* Aim *
Your task is to repeat the entries underneath exactly, minus the pictures.

* Items *

— START —

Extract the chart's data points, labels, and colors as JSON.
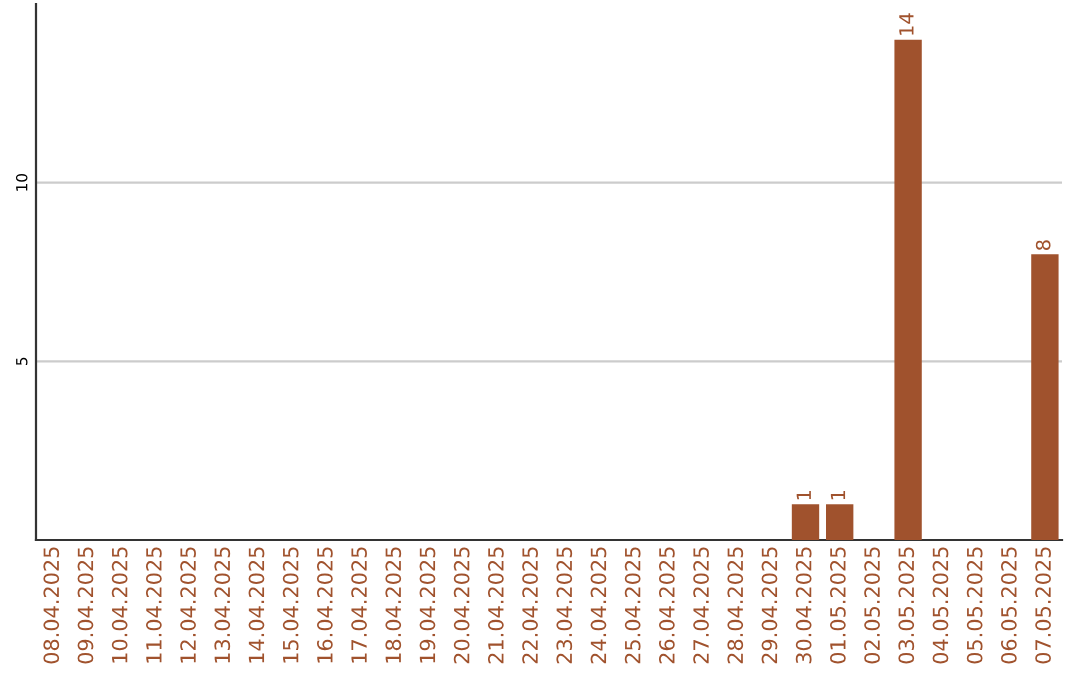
{
  "chart_data": {
    "type": "bar",
    "categories": [
      "08.04.2025",
      "09.04.2025",
      "10.04.2025",
      "11.04.2025",
      "12.04.2025",
      "13.04.2025",
      "14.04.2025",
      "15.04.2025",
      "16.04.2025",
      "17.04.2025",
      "18.04.2025",
      "19.04.2025",
      "20.04.2025",
      "21.04.2025",
      "22.04.2025",
      "23.04.2025",
      "24.04.2025",
      "25.04.2025",
      "26.04.2025",
      "27.04.2025",
      "28.04.2025",
      "29.04.2025",
      "30.04.2025",
      "01.05.2025",
      "02.05.2025",
      "03.05.2025",
      "04.05.2025",
      "05.05.2025",
      "06.05.2025",
      "07.05.2025"
    ],
    "values": [
      0,
      0,
      0,
      0,
      0,
      0,
      0,
      0,
      0,
      0,
      0,
      0,
      0,
      0,
      0,
      0,
      0,
      0,
      0,
      0,
      0,
      0,
      1,
      1,
      0,
      14,
      0,
      0,
      0,
      8
    ],
    "value_labels": [
      null,
      null,
      null,
      null,
      null,
      null,
      null,
      null,
      null,
      null,
      null,
      null,
      null,
      null,
      null,
      null,
      null,
      null,
      null,
      null,
      null,
      null,
      "1",
      "1",
      null,
      "14",
      null,
      null,
      null,
      "8"
    ],
    "color": "#a0522d",
    "ylim": [
      0,
      15
    ],
    "yticks": [
      5,
      10
    ],
    "grid": "y"
  }
}
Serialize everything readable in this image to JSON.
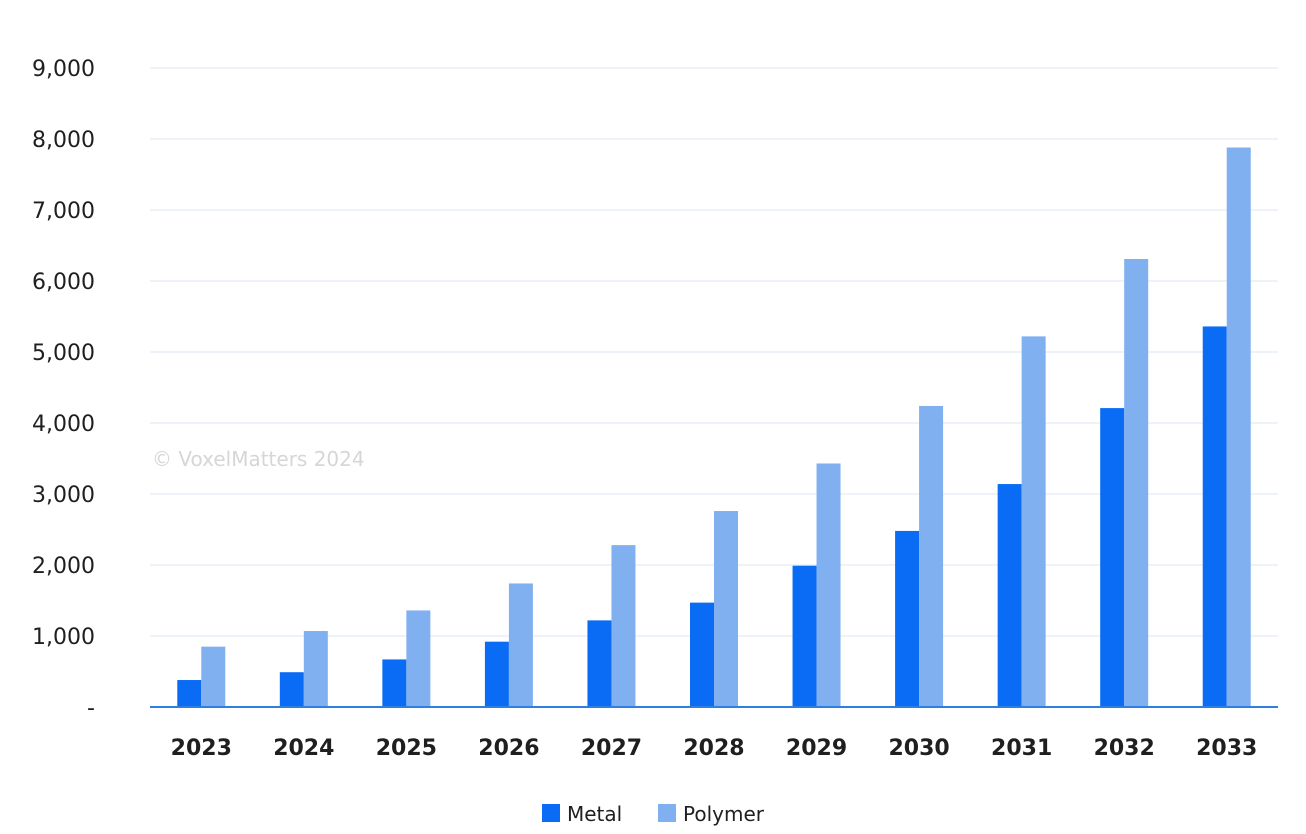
{
  "watermark": "© VoxelMatters 2024",
  "chart_data": {
    "type": "bar",
    "title": "",
    "xlabel": "",
    "ylabel": "",
    "categories": [
      "2023",
      "2024",
      "2025",
      "2026",
      "2027",
      "2028",
      "2029",
      "2030",
      "2031",
      "2032",
      "2033"
    ],
    "series": [
      {
        "name": "Metal",
        "color": "#0a6cf5",
        "values": [
          380,
          490,
          670,
          920,
          1220,
          1470,
          1990,
          2480,
          3140,
          4210,
          5360
        ]
      },
      {
        "name": "Polymer",
        "color": "#80b0f0",
        "values": [
          850,
          1070,
          1360,
          1740,
          2280,
          2760,
          3430,
          4240,
          5220,
          6310,
          7880
        ]
      }
    ],
    "ylim": [
      0,
      9000
    ],
    "yticks": [
      0,
      1000,
      2000,
      3000,
      4000,
      5000,
      6000,
      7000,
      8000,
      9000
    ],
    "ytick_labels": [
      "-",
      "1,000",
      "2,000",
      "3,000",
      "4,000",
      "5,000",
      "6,000",
      "7,000",
      "8,000",
      "9,000"
    ],
    "grid": true,
    "legend_position": "bottom-center"
  }
}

— END —

* Exercise answer *
Extract the chart's data points, labels, and colors as JSON.
{
  "chart_data": {
    "type": "bar",
    "categories": [
      "08.04.2025",
      "09.04.2025",
      "10.04.2025",
      "11.04.2025",
      "12.04.2025",
      "13.04.2025",
      "14.04.2025",
      "15.04.2025",
      "16.04.2025",
      "17.04.2025",
      "18.04.2025",
      "19.04.2025",
      "20.04.2025",
      "21.04.2025",
      "22.04.2025",
      "23.04.2025",
      "24.04.2025",
      "25.04.2025",
      "26.04.2025",
      "27.04.2025",
      "28.04.2025",
      "29.04.2025",
      "30.04.2025",
      "01.05.2025",
      "02.05.2025",
      "03.05.2025",
      "04.05.2025",
      "05.05.2025",
      "06.05.2025",
      "07.05.2025"
    ],
    "values": [
      0,
      0,
      0,
      0,
      0,
      0,
      0,
      0,
      0,
      0,
      0,
      0,
      0,
      0,
      0,
      0,
      0,
      0,
      0,
      0,
      0,
      0,
      1,
      1,
      0,
      14,
      0,
      0,
      0,
      8
    ],
    "value_labels": [
      null,
      null,
      null,
      null,
      null,
      null,
      null,
      null,
      null,
      null,
      null,
      null,
      null,
      null,
      null,
      null,
      null,
      null,
      null,
      null,
      null,
      null,
      "1",
      "1",
      null,
      "14",
      null,
      null,
      null,
      "8"
    ],
    "color": "#a0522d",
    "ylim": [
      0,
      15
    ],
    "yticks": [
      5,
      10
    ],
    "grid": "y"
  }
}
Serialize everything readable in this image to JSON.
{
  "watermark": "© VoxelMatters 2024",
  "chart_data": {
    "type": "bar",
    "title": "",
    "xlabel": "",
    "ylabel": "",
    "categories": [
      "2023",
      "2024",
      "2025",
      "2026",
      "2027",
      "2028",
      "2029",
      "2030",
      "2031",
      "2032",
      "2033"
    ],
    "series": [
      {
        "name": "Metal",
        "color": "#0a6cf5",
        "values": [
          380,
          490,
          670,
          920,
          1220,
          1470,
          1990,
          2480,
          3140,
          4210,
          5360
        ]
      },
      {
        "name": "Polymer",
        "color": "#80b0f0",
        "values": [
          850,
          1070,
          1360,
          1740,
          2280,
          2760,
          3430,
          4240,
          5220,
          6310,
          7880
        ]
      }
    ],
    "ylim": [
      0,
      9000
    ],
    "yticks": [
      0,
      1000,
      2000,
      3000,
      4000,
      5000,
      6000,
      7000,
      8000,
      9000
    ],
    "ytick_labels": [
      "-",
      "1,000",
      "2,000",
      "3,000",
      "4,000",
      "5,000",
      "6,000",
      "7,000",
      "8,000",
      "9,000"
    ],
    "grid": true,
    "legend_position": "bottom-center"
  }
}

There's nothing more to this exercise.